[Records from a collection of figures]
• • • •
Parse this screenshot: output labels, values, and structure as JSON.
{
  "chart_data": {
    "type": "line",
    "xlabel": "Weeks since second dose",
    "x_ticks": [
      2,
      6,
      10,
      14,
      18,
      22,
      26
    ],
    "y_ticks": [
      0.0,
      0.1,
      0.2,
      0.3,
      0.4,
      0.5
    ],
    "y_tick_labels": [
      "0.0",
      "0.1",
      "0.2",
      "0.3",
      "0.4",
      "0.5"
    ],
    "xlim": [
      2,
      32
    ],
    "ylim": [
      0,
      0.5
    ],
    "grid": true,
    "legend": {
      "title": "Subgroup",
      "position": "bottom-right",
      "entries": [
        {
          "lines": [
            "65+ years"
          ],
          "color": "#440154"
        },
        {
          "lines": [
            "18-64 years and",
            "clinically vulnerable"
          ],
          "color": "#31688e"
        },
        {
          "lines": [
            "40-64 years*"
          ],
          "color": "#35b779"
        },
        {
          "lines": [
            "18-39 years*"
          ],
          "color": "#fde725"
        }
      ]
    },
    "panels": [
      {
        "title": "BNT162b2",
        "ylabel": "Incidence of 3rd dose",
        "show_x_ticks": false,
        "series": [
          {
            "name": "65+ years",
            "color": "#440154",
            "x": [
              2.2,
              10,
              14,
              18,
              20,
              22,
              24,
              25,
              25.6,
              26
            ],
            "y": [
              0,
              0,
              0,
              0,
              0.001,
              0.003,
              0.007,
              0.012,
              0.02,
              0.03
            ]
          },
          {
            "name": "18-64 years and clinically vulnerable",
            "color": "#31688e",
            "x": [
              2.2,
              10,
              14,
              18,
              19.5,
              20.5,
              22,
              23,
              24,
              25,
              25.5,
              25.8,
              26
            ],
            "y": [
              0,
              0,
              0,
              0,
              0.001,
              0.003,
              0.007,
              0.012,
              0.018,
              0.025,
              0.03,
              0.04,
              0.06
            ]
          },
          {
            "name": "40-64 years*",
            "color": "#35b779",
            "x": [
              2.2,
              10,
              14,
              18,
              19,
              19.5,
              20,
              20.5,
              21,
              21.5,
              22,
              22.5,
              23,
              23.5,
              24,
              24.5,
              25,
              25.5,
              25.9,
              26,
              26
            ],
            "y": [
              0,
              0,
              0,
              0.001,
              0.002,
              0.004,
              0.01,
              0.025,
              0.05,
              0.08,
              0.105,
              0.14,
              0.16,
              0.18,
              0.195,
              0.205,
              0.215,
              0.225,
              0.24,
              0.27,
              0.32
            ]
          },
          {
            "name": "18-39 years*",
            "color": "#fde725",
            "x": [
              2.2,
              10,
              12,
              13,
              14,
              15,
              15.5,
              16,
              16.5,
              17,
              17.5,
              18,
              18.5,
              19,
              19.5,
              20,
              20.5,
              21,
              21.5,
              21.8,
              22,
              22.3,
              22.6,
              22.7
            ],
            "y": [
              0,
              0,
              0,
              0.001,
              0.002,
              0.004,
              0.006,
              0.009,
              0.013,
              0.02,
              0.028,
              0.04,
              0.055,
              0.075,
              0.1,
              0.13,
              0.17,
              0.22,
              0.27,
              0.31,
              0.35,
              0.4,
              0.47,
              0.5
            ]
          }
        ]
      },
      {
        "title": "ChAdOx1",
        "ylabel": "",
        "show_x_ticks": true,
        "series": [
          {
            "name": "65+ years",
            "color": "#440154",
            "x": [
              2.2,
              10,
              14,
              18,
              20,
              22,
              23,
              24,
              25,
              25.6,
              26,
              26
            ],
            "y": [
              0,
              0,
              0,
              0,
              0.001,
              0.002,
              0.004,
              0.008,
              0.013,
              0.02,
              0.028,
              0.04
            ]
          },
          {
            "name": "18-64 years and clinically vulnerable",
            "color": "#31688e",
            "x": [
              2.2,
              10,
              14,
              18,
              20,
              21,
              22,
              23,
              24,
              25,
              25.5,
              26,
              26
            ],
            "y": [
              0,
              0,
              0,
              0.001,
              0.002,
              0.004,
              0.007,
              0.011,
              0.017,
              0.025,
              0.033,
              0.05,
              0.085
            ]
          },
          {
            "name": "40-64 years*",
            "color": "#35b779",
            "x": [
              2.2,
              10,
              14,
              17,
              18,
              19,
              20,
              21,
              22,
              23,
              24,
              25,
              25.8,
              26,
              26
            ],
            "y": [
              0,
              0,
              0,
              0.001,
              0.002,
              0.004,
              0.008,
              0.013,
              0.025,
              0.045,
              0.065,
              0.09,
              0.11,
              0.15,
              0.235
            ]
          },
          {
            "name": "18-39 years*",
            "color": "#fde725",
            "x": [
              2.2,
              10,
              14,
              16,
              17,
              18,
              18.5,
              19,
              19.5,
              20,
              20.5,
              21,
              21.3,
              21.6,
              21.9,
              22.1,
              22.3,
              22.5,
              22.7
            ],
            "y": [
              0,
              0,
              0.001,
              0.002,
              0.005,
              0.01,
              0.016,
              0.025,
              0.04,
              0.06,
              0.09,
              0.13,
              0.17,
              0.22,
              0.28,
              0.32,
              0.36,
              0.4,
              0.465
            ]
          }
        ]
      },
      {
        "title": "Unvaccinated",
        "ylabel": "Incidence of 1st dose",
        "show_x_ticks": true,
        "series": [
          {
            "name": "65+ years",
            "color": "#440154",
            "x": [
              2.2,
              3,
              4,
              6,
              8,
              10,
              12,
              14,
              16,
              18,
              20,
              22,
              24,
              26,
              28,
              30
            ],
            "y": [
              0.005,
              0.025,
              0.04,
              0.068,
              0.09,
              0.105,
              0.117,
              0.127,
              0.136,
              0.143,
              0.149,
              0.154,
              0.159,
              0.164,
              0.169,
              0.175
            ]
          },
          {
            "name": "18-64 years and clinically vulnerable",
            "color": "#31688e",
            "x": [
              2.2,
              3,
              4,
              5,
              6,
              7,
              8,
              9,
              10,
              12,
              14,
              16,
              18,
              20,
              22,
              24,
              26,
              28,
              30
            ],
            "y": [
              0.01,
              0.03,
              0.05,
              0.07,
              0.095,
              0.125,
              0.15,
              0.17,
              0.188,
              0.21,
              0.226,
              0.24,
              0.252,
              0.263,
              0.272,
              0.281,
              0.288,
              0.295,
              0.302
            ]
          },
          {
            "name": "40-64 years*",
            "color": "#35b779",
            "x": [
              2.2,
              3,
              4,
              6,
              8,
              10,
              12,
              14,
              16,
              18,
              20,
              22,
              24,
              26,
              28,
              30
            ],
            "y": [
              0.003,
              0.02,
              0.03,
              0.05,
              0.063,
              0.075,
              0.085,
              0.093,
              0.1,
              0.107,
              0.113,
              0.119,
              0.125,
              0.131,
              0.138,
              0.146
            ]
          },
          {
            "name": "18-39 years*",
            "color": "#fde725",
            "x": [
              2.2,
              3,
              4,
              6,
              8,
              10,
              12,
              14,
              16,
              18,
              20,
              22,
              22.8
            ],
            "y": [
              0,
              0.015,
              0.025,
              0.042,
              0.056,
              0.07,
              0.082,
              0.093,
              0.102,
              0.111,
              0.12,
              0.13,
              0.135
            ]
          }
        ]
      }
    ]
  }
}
• • • •
_GOAL_
In the listing above, find each line with the word "ylabel" and copy it.

_REPLY TO THE EXERCISE_
        "ylabel": "Incidence of 3rd dose",
        "ylabel": "",
        "ylabel": "Incidence of 1st dose",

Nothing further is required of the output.